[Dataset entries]

--- begin ---

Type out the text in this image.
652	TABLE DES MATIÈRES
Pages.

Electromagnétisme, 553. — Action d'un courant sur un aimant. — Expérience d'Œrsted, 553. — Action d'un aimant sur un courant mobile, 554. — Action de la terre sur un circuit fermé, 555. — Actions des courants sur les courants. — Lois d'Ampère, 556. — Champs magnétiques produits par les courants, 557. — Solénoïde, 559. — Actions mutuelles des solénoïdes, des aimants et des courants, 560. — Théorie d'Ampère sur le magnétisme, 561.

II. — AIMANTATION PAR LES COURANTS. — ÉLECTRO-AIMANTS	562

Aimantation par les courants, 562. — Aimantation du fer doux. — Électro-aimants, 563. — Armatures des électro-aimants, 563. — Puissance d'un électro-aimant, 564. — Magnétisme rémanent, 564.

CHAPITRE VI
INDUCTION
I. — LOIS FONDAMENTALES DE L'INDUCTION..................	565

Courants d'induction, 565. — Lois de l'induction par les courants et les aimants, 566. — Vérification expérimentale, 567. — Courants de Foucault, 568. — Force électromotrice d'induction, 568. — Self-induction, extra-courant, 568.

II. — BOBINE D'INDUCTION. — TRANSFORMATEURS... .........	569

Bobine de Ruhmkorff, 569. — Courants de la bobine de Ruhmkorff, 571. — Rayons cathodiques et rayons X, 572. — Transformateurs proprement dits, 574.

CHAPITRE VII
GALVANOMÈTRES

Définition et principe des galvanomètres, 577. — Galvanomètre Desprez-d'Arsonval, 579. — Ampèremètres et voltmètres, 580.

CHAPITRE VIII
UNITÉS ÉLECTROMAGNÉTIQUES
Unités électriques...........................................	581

--- end ---

- [Task to complete] Go through the lines above. Select every one that has the string "CHAPITRE".

- [Answer below]
CHAPITRE VI
CHAPITRE VII
CHAPITRE VIII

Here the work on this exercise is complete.